Put every line of the data below into a Markdown table with two columns, Row and Data line. Number the rows in order and omit blank lines.

-=-=-=-=-

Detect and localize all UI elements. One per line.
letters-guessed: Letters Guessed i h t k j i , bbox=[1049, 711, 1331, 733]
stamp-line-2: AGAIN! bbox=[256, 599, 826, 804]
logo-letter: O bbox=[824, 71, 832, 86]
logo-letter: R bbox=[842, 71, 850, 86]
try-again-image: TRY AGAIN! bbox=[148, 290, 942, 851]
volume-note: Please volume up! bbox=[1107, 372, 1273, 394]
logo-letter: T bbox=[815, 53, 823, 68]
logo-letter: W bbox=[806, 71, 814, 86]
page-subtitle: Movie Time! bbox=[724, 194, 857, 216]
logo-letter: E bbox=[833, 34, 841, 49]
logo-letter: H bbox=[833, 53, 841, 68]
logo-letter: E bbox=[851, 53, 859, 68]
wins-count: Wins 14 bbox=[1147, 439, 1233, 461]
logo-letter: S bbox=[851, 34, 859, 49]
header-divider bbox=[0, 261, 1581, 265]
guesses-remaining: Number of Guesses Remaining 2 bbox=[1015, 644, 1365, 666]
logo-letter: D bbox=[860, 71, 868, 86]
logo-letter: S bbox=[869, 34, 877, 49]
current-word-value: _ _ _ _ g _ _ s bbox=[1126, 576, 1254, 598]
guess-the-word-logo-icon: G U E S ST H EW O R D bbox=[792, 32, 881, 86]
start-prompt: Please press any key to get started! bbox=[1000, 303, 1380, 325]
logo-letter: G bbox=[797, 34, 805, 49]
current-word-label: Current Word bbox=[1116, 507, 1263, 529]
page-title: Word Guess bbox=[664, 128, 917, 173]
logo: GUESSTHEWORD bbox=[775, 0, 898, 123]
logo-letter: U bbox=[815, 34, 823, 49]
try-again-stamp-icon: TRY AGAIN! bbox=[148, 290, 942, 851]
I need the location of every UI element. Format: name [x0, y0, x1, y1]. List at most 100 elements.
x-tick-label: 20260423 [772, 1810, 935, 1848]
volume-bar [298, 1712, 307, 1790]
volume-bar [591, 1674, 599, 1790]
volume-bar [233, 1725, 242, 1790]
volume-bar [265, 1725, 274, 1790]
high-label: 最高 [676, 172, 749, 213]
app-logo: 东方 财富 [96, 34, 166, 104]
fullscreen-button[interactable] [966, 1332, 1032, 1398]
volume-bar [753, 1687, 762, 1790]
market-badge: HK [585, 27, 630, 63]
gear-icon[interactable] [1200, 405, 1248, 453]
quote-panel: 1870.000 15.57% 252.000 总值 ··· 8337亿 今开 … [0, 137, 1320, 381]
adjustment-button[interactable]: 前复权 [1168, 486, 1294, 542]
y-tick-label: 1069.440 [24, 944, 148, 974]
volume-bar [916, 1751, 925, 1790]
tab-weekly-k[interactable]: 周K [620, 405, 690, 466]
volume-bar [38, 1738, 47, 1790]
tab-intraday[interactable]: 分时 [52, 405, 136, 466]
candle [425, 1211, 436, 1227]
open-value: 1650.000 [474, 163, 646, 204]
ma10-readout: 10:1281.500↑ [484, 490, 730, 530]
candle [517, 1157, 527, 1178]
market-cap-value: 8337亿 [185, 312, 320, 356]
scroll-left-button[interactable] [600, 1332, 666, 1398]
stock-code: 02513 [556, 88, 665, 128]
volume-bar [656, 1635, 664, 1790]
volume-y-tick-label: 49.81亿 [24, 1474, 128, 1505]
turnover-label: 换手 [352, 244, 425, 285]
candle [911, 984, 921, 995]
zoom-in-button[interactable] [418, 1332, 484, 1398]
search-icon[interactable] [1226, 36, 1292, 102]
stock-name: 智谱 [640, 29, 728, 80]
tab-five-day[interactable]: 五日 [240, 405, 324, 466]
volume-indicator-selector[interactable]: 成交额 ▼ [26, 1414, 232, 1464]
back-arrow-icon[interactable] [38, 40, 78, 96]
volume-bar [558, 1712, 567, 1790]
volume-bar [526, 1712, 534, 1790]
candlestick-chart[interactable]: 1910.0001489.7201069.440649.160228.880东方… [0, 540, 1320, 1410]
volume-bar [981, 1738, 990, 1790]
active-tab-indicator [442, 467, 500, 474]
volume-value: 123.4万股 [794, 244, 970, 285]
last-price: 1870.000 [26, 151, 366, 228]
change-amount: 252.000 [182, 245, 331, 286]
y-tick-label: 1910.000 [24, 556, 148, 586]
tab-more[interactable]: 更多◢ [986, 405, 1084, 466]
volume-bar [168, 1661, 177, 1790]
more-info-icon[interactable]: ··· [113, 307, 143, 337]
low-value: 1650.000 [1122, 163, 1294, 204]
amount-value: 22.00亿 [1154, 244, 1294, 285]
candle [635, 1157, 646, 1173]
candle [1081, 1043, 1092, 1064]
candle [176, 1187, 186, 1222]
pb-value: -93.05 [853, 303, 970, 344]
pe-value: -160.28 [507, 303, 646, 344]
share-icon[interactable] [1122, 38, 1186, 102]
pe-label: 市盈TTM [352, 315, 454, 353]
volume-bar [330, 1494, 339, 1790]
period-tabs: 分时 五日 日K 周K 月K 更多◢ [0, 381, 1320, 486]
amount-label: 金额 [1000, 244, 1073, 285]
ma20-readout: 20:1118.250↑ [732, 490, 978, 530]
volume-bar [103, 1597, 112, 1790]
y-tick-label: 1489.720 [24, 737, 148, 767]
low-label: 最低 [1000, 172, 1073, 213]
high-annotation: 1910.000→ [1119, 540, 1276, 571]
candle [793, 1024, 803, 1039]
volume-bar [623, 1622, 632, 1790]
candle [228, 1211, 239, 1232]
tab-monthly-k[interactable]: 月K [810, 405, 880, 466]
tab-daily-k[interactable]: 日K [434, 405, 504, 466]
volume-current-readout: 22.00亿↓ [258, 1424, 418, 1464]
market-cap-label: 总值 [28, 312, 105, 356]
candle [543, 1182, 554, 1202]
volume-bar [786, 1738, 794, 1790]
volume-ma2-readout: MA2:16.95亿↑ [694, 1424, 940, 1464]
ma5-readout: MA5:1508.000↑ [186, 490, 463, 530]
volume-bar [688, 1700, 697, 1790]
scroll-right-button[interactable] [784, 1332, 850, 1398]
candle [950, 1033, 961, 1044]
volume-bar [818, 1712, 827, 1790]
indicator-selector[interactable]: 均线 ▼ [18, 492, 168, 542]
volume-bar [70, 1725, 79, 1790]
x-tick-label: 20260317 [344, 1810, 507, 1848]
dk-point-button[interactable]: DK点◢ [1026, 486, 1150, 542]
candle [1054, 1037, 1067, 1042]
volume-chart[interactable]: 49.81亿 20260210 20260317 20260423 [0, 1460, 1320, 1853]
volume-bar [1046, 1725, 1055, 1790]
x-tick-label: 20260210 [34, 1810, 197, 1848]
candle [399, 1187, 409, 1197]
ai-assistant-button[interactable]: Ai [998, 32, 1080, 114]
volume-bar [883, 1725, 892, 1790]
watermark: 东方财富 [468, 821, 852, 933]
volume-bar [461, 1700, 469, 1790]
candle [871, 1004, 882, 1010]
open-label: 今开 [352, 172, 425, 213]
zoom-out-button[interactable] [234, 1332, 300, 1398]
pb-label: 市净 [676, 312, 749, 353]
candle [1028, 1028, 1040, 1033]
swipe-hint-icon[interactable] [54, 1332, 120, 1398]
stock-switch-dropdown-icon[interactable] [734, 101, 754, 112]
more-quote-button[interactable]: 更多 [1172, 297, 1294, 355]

-=-=-=-=-

Exercise response
| Row | Data line |
|---|---|
| 1 | Detect and localize all UI elements. One per line. |
| 2 | letters-guessed: Letters Guessed i h t k j i , bbox=[1049, 711, 1331, 733] |
| 3 | stamp-line-2: AGAIN! bbox=[256, 599, 826, 804] |
| 4 | logo-letter: O bbox=[824, 71, 832, 86] |
| 5 | logo-letter: R bbox=[842, 71, 850, 86] |
| 6 | try-again-image: TRY AGAIN! bbox=[148, 290, 942, 851] |
| 7 | volume-note: Please volume up! bbox=[1107, 372, 1273, 394] |
| 8 | logo-letter: T bbox=[815, 53, 823, 68] |
| 9 | logo-letter: W bbox=[806, 71, 814, 86] |
| 10 | page-subtitle: Movie Time! bbox=[724, 194, 857, 216] |
| 11 | logo-letter: E bbox=[833, 34, 841, 49] |
| 12 | logo-letter: H bbox=[833, 53, 841, 68] |
| 13 | logo-letter: E bbox=[851, 53, 859, 68] |
| 14 | wins-count: Wins 14 bbox=[1147, 439, 1233, 461] |
| 15 | logo-letter: S bbox=[851, 34, 859, 49] |
| 16 | header-divider bbox=[0, 261, 1581, 265] |
| 17 | guesses-remaining: Number of Guesses Remaining 2 bbox=[1015, 644, 1365, 666] |
| 18 | logo-letter: D bbox=[860, 71, 868, 86] |
| 19 | logo-letter: S bbox=[869, 34, 877, 49] |
| 20 | current-word-value: _ _ _ _ g _ _ s bbox=[1126, 576, 1254, 598] |
| 21 | guess-the-word-logo-icon: G U E S ST H EW O R D bbox=[792, 32, 881, 86] |
| 22 | start-prompt: Please press any key to get started! bbox=[1000, 303, 1380, 325] |
| 23 | logo-letter: G bbox=[797, 34, 805, 49] |
| 24 | current-word-label: Current Word bbox=[1116, 507, 1263, 529] |
| 25 | page-title: Word Guess bbox=[664, 128, 917, 173] |
| 26 | logo: GUESSTHEWORD bbox=[775, 0, 898, 123] |
| 27 | logo-letter: U bbox=[815, 34, 823, 49] |
| 28 | try-again-stamp-icon: TRY AGAIN! bbox=[148, 290, 942, 851] |
| 29 | I need the location of every UI element. Format: name [x0, y0, x1, y1]. List at most 100 elements. |
| 30 | x-tick-label: 20260423 [772, 1810, 935, 1848] |
| 31 | volume-bar [298, 1712, 307, 1790] |
| 32 | volume-bar [591, 1674, 599, 1790] |
| 33 | volume-bar [233, 1725, 242, 1790] |
| 34 | volume-bar [265, 1725, 274, 1790] |
| 35 | high-label: 最高 [676, 172, 749, 213] |
| 36 | app-logo: 东方 财富 [96, 34, 166, 104] |
| 37 | fullscreen-button[interactable] [966, 1332, 1032, 1398] |
| 38 | volume-bar [753, 1687, 762, 1790] |
| 39 | market-badge: HK [585, 27, 630, 63] |
| 40 | gear-icon[interactable] [1200, 405, 1248, 453] |
| 41 | quote-panel: 1870.000 15.57% 252.000 总值 ··· 8337亿 今开 … [0, 137, 1320, 381] |
| 42 | adjustment-button[interactable]: 前复权 [1168, 486, 1294, 542] |
| 43 | y-tick-label: 1069.440 [24, 944, 148, 974] |
| 44 | volume-bar [916, 1751, 925, 1790] |
| 45 | tab-weekly-k[interactable]: 周K [620, 405, 690, 466] |
| 46 | volume-bar [38, 1738, 47, 1790] |
| 47 | tab-intraday[interactable]: 分时 [52, 405, 136, 466] |
| 48 | candle [425, 1211, 436, 1227] |
| 49 | open-value: 1650.000 [474, 163, 646, 204] |
| 50 | ma10-readout: 10:1281.500↑ [484, 490, 730, 530] |
| 51 | candle [517, 1157, 527, 1178] |
| 52 | market-cap-value: 8337亿 [185, 312, 320, 356] |
| 53 | scroll-left-button[interactable] [600, 1332, 666, 1398] |
| 54 | stock-code: 02513 [556, 88, 665, 128] |
| 55 | volume-bar [656, 1635, 664, 1790] |
| 56 | volume-y-tick-label: 49.81亿 [24, 1474, 128, 1505] |
| 57 | turnover-label: 换手 [352, 244, 425, 285] |
| 58 | candle [911, 984, 921, 995] |
| 59 | zoom-in-button[interactable] [418, 1332, 484, 1398] |
| 60 | search-icon[interactable] [1226, 36, 1292, 102] |
| 61 | stock-name: 智谱 [640, 29, 728, 80] |
| 62 | tab-five-day[interactable]: 五日 [240, 405, 324, 466] |
| 63 | volume-indicator-selector[interactable]: 成交额 ▼ [26, 1414, 232, 1464] |
| 64 | back-arrow-icon[interactable] [38, 40, 78, 96] |
| 65 | volume-bar [558, 1712, 567, 1790] |
| 66 | volume-bar [526, 1712, 534, 1790] |
| 67 | candlestick-chart[interactable]: 1910.0001489.7201069.440649.160228.880东方… [0, 540, 1320, 1410] |
| 68 | volume-bar [981, 1738, 990, 1790] |
| 69 | active-tab-indicator [442, 467, 500, 474] |
| 70 | volume-value: 123.4万股 [794, 244, 970, 285] |
| 71 | last-price: 1870.000 [26, 151, 366, 228] |
| 72 | change-amount: 252.000 [182, 245, 331, 286] |
| 73 | y-tick-label: 1910.000 [24, 556, 148, 586] |
| 74 | tab-more[interactable]: 更多◢ [986, 405, 1084, 466] |
| 75 | volume-bar [168, 1661, 177, 1790] |
| 76 | more-info-icon[interactable]: ··· [113, 307, 143, 337] |
| 77 | low-value: 1650.000 [1122, 163, 1294, 204] |
| 78 | amount-value: 22.00亿 [1154, 244, 1294, 285] |
| 79 | candle [635, 1157, 646, 1173] |
| 80 | candle [1081, 1043, 1092, 1064] |
| 81 | candle [176, 1187, 186, 1222] |
| 82 | pb-value: -93.05 [853, 303, 970, 344] |
| 83 | pe-value: -160.28 [507, 303, 646, 344] |
| 84 | share-icon[interactable] [1122, 38, 1186, 102] |
| 85 | pe-label: 市盈TTM [352, 315, 454, 353] |
| 86 | volume-bar [330, 1494, 339, 1790] |
| 87 | period-tabs: 分时 五日 日K 周K 月K 更多◢ [0, 381, 1320, 486] |
| 88 | amount-label: 金额 [1000, 244, 1073, 285] |
| 89 | ma20-readout: 20:1118.250↑ [732, 490, 978, 530] |
| 90 | volume-bar [103, 1597, 112, 1790] |
| 91 | y-tick-label: 1489.720 [24, 737, 148, 767] |
| 92 | low-label: 最低 [1000, 172, 1073, 213] |
| 93 | high-annotation: 1910.000→ [1119, 540, 1276, 571] |
| 94 | candle [793, 1024, 803, 1039] |
| 95 | volume-bar [623, 1622, 632, 1790] |
| 96 | candle [228, 1211, 239, 1232] |
| 97 | tab-monthly-k[interactable]: 月K [810, 405, 880, 466] |
| 98 | tab-daily-k[interactable]: 日K [434, 405, 504, 466] |
| 99 | volume-current-readout: 22.00亿↓ [258, 1424, 418, 1464] |
| 100 | market-cap-label: 总值 [28, 312, 105, 356] |
| 101 | candle [543, 1182, 554, 1202] |
| 102 | volume-bar [786, 1738, 794, 1790] |
| 103 | volume-ma2-readout: MA2:16.95亿↑ [694, 1424, 940, 1464] |
| 104 | ma5-readout: MA5:1508.000↑ [186, 490, 463, 530] |
| 105 | volume-bar [688, 1700, 697, 1790] |
| 106 | scroll-right-button[interactable] [784, 1332, 850, 1398] |
| 107 | candle [950, 1033, 961, 1044] |
| 108 | volume-bar [818, 1712, 827, 1790] |
| 109 | indicator-selector[interactable]: 均线 ▼ [18, 492, 168, 542] |
| 110 | volume-bar [70, 1725, 79, 1790] |
| 111 | x-tick-label: 20260317 [344, 1810, 507, 1848] |
| 112 | dk-point-button[interactable]: DK点◢ [1026, 486, 1150, 542] |
| 113 | candle [1054, 1037, 1067, 1042] |
| 114 | volume-chart[interactable]: 49.81亿 20260210 20260317 20260423 [0, 1460, 1320, 1853] |
| 115 | volume-bar [1046, 1725, 1055, 1790] |
| 116 | x-tick-label: 20260210 [34, 1810, 197, 1848] |
| 117 | candle [399, 1187, 409, 1197] |
| 118 | ai-assistant-button[interactable]: Ai [998, 32, 1080, 114] |
| 119 | volume-bar [883, 1725, 892, 1790] |
| 120 | watermark: 东方财富 [468, 821, 852, 933] |
| 121 | volume-bar [461, 1700, 469, 1790] |
| 122 | candle [871, 1004, 882, 1010] |
| 123 | open-label: 今开 [352, 172, 425, 213] |
| 124 | zoom-out-button[interactable] [234, 1332, 300, 1398] |
| 125 | pb-label: 市净 [676, 312, 749, 353] |
| 126 | candle [1028, 1028, 1040, 1033] |
| 127 | swipe-hint-icon[interactable] [54, 1332, 120, 1398] |
| 128 | stock-switch-dropdown-icon[interactable] [734, 101, 754, 112] |
| 129 | more-quote-button[interactable]: 更多 [1172, 297, 1294, 355] |